Friday, September 08, 2006

Are You Misunderestimated?

Political pundits have recently been debating something that, for many of us, is a question whose answer has been evident for some time: is George W. Bush sorely lacking in intellectual depth or merely inarticulate?

Like we said, the answer to that question has been rather obvious for many of us for a good long while. (Take a wild guess: it's kind of hard to ascribe too much cerebral muscle to anyone who uses the expression "misunderestimates". But, from the perspective of a Yawp, it does raise a provocative issue: how important is it to be articulate when Yawping?

That, unlike the question regarding El Presidente, poses no obvious answers. On the one hand, a Yawp naturally implies intelligence or a degree of insight. That, in turn, suggests at least an element of articulate expression. Put another way, if you've thought something out and wish to Yawp about it, that unto itself would mandate a clear, understandable means of communication.

But a Yawp doesn't mean just clarity. A Yawp is about passion, about that sort of gut reaction that comes from instinct, not necessarily from reasoned thought. And, that suggests that articulate expression may be secondary—the passion and emotion of the message are what matter.

**WRITTEN PROBLEM**
From the post about being articulate, transcribe the passage from "Political pundits have" up to and including "articulate when Yawping?".

**DATA ROWS**

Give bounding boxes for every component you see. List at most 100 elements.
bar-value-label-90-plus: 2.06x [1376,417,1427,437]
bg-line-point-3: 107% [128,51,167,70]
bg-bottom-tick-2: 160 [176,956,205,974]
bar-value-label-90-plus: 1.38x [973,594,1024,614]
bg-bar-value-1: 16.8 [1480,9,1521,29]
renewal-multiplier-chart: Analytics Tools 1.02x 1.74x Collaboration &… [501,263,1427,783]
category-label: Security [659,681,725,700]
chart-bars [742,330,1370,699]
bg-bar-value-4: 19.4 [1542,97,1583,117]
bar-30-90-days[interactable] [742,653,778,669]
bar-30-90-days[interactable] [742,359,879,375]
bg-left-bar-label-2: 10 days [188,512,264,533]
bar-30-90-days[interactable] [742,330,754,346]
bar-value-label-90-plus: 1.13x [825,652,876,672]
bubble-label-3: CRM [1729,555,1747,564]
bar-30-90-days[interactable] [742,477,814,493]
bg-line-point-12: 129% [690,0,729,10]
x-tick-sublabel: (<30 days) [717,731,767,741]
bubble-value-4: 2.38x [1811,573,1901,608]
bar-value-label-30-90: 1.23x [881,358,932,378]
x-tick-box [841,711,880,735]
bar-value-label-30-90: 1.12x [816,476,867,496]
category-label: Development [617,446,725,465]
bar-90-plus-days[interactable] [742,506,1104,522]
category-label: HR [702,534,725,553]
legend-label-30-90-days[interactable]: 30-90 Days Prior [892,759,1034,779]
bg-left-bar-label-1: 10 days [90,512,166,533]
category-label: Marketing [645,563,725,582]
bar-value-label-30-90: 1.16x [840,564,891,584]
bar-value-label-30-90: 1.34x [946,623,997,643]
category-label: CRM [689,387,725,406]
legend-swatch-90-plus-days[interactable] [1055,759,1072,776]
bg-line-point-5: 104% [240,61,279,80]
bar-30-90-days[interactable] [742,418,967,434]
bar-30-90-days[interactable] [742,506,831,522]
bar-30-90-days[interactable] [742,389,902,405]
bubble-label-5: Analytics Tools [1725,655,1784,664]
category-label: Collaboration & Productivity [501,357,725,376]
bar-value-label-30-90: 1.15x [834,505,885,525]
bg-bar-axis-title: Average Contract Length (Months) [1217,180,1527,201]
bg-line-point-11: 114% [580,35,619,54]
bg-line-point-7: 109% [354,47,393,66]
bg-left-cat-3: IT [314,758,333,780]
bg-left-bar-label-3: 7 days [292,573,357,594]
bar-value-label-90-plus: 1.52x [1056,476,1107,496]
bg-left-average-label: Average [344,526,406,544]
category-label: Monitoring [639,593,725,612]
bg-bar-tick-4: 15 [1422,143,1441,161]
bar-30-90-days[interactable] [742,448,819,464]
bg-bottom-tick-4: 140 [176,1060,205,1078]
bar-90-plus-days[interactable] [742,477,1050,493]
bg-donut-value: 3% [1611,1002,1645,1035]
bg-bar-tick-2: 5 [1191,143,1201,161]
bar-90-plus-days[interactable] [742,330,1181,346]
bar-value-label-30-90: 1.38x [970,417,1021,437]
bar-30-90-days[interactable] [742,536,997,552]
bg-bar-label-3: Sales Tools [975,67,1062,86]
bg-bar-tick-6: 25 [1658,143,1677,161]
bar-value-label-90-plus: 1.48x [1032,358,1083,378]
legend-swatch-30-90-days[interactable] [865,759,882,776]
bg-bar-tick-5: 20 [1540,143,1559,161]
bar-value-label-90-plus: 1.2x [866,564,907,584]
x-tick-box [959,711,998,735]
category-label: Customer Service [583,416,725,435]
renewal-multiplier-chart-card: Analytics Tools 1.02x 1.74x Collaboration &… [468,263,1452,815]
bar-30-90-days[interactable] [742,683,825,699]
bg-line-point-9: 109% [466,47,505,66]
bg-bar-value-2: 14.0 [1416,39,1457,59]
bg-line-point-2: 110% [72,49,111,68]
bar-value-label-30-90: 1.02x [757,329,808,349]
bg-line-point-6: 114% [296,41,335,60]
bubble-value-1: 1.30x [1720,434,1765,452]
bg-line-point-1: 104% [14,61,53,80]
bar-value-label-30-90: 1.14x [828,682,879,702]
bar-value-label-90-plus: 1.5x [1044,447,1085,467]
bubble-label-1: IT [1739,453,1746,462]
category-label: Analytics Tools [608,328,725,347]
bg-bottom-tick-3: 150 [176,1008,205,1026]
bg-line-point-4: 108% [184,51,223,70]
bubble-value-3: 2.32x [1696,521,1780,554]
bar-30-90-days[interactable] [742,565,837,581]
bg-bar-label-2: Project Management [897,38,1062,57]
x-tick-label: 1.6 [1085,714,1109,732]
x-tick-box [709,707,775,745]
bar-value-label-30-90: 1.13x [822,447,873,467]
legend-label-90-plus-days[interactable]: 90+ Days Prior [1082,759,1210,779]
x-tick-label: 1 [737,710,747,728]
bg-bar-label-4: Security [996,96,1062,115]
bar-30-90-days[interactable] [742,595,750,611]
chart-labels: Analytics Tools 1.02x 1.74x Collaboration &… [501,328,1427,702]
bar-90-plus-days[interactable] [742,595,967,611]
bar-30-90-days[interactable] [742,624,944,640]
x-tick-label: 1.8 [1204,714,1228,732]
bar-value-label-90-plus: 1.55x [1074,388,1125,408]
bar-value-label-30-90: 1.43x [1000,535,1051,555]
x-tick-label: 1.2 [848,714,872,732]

**EXERCISE OUTPUT**
Political pundits have recently been debating something that, for many of us, is a question whose answer has been evident for some time: is George W. Bush sorely lacking in intellectual depth or merely inarticulate?

Like we said, the answer to that question has been rather obvious for many of us for a good long while. (Take a wild guess: it's kind of hard to ascribe too much cerebral muscle to anyone who uses the expression "misunderestimates". But, from the perspective of a Yawp, it does raise a provocative issue: how important is it to be articulate when Yawping?